Task: Copy out the data below verbatim.

'''

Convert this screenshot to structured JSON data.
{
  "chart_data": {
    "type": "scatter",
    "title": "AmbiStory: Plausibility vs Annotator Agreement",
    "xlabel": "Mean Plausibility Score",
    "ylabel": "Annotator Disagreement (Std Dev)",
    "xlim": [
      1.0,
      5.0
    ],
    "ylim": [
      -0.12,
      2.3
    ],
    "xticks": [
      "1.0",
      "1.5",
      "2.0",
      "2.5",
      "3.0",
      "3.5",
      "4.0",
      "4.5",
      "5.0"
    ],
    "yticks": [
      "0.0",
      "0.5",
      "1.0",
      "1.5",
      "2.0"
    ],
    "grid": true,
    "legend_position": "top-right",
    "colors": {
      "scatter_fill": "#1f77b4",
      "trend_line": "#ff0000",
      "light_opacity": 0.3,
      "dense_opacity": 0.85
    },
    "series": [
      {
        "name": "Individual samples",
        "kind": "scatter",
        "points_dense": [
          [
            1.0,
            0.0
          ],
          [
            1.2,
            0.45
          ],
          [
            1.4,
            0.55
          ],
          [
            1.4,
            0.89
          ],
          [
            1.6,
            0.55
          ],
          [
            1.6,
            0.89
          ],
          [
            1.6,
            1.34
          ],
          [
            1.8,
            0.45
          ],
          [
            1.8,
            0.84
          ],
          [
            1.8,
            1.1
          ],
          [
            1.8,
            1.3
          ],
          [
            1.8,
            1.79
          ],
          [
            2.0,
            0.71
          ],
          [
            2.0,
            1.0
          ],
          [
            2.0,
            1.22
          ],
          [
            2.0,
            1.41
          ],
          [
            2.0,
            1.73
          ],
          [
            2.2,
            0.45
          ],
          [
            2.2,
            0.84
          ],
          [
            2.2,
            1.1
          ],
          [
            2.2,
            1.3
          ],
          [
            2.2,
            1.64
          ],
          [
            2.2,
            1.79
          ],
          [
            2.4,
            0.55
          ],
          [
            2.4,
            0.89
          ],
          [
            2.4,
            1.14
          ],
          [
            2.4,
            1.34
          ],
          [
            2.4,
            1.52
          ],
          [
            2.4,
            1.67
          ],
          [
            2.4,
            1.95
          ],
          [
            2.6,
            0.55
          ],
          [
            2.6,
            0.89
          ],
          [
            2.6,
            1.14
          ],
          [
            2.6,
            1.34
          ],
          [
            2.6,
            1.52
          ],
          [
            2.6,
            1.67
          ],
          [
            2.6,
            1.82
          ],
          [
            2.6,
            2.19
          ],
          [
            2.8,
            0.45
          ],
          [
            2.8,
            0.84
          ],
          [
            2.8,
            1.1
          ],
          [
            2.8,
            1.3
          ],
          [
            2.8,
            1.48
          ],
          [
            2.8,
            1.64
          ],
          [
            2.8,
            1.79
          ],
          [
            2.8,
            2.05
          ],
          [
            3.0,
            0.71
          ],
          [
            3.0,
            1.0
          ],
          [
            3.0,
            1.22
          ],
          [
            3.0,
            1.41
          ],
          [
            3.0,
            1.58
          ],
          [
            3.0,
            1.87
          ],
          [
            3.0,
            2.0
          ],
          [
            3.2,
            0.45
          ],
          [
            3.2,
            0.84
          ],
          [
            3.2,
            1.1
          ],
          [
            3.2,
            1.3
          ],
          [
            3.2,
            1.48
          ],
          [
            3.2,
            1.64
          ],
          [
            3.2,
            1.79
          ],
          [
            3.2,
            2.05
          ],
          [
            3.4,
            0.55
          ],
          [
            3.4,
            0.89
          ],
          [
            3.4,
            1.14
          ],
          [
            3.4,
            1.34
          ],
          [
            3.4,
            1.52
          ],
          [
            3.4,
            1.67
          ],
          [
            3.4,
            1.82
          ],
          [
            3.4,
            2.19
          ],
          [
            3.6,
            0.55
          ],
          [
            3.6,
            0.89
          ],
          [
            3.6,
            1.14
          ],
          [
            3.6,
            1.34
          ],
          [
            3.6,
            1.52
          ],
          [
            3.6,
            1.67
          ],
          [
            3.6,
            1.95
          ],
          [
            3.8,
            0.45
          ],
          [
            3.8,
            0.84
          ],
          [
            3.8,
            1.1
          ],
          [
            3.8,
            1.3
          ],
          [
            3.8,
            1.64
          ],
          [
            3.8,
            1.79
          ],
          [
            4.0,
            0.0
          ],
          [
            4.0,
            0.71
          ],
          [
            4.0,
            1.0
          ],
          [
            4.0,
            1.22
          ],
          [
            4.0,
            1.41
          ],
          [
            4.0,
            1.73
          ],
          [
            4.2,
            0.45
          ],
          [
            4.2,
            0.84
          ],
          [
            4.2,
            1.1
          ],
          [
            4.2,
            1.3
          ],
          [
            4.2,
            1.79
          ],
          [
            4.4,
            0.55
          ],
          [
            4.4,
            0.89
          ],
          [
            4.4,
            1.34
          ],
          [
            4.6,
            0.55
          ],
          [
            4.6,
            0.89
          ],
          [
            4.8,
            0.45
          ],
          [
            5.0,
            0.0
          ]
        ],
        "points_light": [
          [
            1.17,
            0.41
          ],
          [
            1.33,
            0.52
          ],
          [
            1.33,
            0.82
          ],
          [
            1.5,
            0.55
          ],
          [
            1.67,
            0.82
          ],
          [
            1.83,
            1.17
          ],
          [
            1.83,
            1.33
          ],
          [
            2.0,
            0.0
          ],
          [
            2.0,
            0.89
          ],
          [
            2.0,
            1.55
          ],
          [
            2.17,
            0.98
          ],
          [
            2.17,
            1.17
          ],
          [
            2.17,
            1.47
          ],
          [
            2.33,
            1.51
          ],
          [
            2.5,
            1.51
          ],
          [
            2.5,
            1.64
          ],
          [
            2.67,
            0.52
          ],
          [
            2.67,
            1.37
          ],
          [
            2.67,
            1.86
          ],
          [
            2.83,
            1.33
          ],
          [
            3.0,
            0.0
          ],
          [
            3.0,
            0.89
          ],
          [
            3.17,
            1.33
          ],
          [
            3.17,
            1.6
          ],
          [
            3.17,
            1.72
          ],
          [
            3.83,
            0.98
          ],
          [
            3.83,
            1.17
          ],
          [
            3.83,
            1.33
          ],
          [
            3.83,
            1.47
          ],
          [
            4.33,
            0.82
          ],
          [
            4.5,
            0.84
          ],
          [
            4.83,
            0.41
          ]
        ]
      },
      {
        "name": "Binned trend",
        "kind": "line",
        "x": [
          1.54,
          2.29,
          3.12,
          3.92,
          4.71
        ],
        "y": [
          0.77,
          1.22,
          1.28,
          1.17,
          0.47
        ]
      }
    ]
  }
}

'''

Completed exercise:
Convert this screenshot to structured JSON data.
{
  "chart_data": {
    "type": "scatter",
    "title": "AmbiStory: Plausibility vs Annotator Agreement",
    "xlabel": "Mean Plausibility Score",
    "ylabel": "Annotator Disagreement (Std Dev)",
    "xlim": [
      1.0,
      5.0
    ],
    "ylim": [
      -0.12,
      2.3
    ],
    "xticks": [
      "1.0",
      "1.5",
      "2.0",
      "2.5",
      "3.0",
      "3.5",
      "4.0",
      "4.5",
      "5.0"
    ],
    "yticks": [
      "0.0",
      "0.5",
      "1.0",
      "1.5",
      "2.0"
    ],
    "grid": true,
    "legend_position": "top-right",
    "colors": {
      "scatter_fill": "#1f77b4",
      "trend_line": "#ff0000",
      "light_opacity": 0.3,
      "dense_opacity": 0.85
    },
    "series": [
      {
        "name": "Individual samples",
        "kind": "scatter",
        "points_dense": [
          [
            1.0,
            0.0
          ],
          [
            1.2,
            0.45
          ],
          [
            1.4,
            0.55
          ],
          [
            1.4,
            0.89
          ],
          [
            1.6,
            0.55
          ],
          [
            1.6,
            0.89
          ],
          [
            1.6,
            1.34
          ],
          [
            1.8,
            0.45
          ],
          [
            1.8,
            0.84
          ],
          [
            1.8,
            1.1
          ],
          [
            1.8,
            1.3
          ],
          [
            1.8,
            1.79
          ],
          [
            2.0,
            0.71
          ],
          [
            2.0,
            1.0
          ],
          [
            2.0,
            1.22
          ],
          [
            2.0,
            1.41
          ],
          [
            2.0,
            1.73
          ],
          [
            2.2,
            0.45
          ],
          [
            2.2,
            0.84
          ],
          [
            2.2,
            1.1
          ],
          [
            2.2,
            1.3
          ],
          [
            2.2,
            1.64
          ],
          [
            2.2,
            1.79
          ],
          [
            2.4,
            0.55
          ],
          [
            2.4,
            0.89
          ],
          [
            2.4,
            1.14
          ],
          [
            2.4,
            1.34
          ],
          [
            2.4,
            1.52
          ],
          [
            2.4,
            1.67
          ],
          [
            2.4,
            1.95
          ],
          [
            2.6,
            0.55
          ],
          [
            2.6,
            0.89
          ],
          [
            2.6,
            1.14
          ],
          [
            2.6,
            1.34
          ],
          [
            2.6,
            1.52
          ],
          [
            2.6,
            1.67
          ],
          [
            2.6,
            1.82
          ],
          [
            2.6,
            2.19
          ],
          [
            2.8,
            0.45
          ],
          [
            2.8,
            0.84
          ],
          [
            2.8,
            1.1
          ],
          [
            2.8,
            1.3
          ],
          [
            2.8,
            1.48
          ],
          [
            2.8,
            1.64
          ],
          [
            2.8,
            1.79
          ],
          [
            2.8,
            2.05
          ],
          [
            3.0,
            0.71
          ],
          [
            3.0,
            1.0
          ],
          [
            3.0,
            1.22
          ],
          [
            3.0,
            1.41
          ],
          [
            3.0,
            1.58
          ],
          [
            3.0,
            1.87
          ],
          [
            3.0,
            2.0
          ],
          [
            3.2,
            0.45
          ],
          [
            3.2,
            0.84
          ],
          [
            3.2,
            1.1
          ],
          [
            3.2,
            1.3
          ],
          [
            3.2,
            1.48
          ],
          [
            3.2,
            1.64
          ],
          [
            3.2,
            1.79
          ],
          [
            3.2,
            2.05
          ],
          [
            3.4,
            0.55
          ],
          [
            3.4,
            0.89
          ],
          [
            3.4,
            1.14
          ],
          [
            3.4,
            1.34
          ],
          [
            3.4,
            1.52
          ],
          [
            3.4,
            1.67
          ],
          [
            3.4,
            1.82
          ],
          [
            3.4,
            2.19
          ],
          [
            3.6,
            0.55
          ],
          [
            3.6,
            0.89
          ],
          [
            3.6,
            1.14
          ],
          [
            3.6,
            1.34
          ],
          [
            3.6,
            1.52
          ],
          [
            3.6,
            1.67
          ],
          [
            3.6,
            1.95
          ],
          [
            3.8,
            0.45
          ],
          [
            3.8,
            0.84
          ],
          [
            3.8,
            1.1
          ],
          [
            3.8,
            1.3
          ],
          [
            3.8,
            1.64
          ],
          [
            3.8,
            1.79
          ],
          [
            4.0,
            0.0
          ],
          [
            4.0,
            0.71
          ],
          [
            4.0,
            1.0
          ],
          [
            4.0,
            1.22
          ],
          [
            4.0,
            1.41
          ],
          [
            4.0,
            1.73
          ],
          [
            4.2,
            0.45
          ],
          [
            4.2,
            0.84
          ],
          [
            4.2,
            1.1
          ],
          [
            4.2,
            1.3
          ],
          [
            4.2,
            1.79
          ],
          [
            4.4,
            0.55
          ],
          [
            4.4,
            0.89
          ],
          [
            4.4,
            1.34
          ],
          [
            4.6,
            0.55
          ],
          [
            4.6,
            0.89
          ],
          [
            4.8,
            0.45
          ],
          [
            5.0,
            0.0
          ]
        ],
        "points_light": [
          [
            1.17,
            0.41
          ],
          [
            1.33,
            0.52
          ],
          [
            1.33,
            0.82
          ],
          [
            1.5,
            0.55
          ],
          [
            1.67,
            0.82
          ],
          [
            1.83,
            1.17
          ],
          [
            1.83,
            1.33
          ],
          [
            2.0,
            0.0
          ],
          [
            2.0,
            0.89
          ],
          [
            2.0,
            1.55
          ],
          [
            2.17,
            0.98
          ],
          [
            2.17,
            1.17
          ],
          [
            2.17,
            1.47
          ],
          [
            2.33,
            1.51
          ],
          [
            2.5,
            1.51
          ],
          [
            2.5,
            1.64
          ],
          [
            2.67,
            0.52
          ],
          [
            2.67,
            1.37
          ],
          [
            2.67,
            1.86
          ],
          [
            2.83,
            1.33
          ],
          [
            3.0,
            0.0
          ],
          [
            3.0,
            0.89
          ],
          [
            3.17,
            1.33
          ],
          [
            3.17,
            1.6
          ],
          [
            3.17,
            1.72
          ],
          [
            3.83,
            0.98
          ],
          [
            3.83,
            1.17
          ],
          [
            3.83,
            1.33
          ],
          [
            3.83,
            1.47
          ],
          [
            4.33,
            0.82
          ],
          [
            4.5,
            0.84
          ],
          [
            4.83,
            0.41
          ]
        ]
      },
      {
        "name": "Binned trend",
        "kind": "line",
        "x": [
          1.54,
          2.29,
          3.12,
          3.92,
          4.71
        ],
        "y": [
          0.77,
          1.22,
          1.28,
          1.17,
          0.47
        ]
      }
    ]
  }
}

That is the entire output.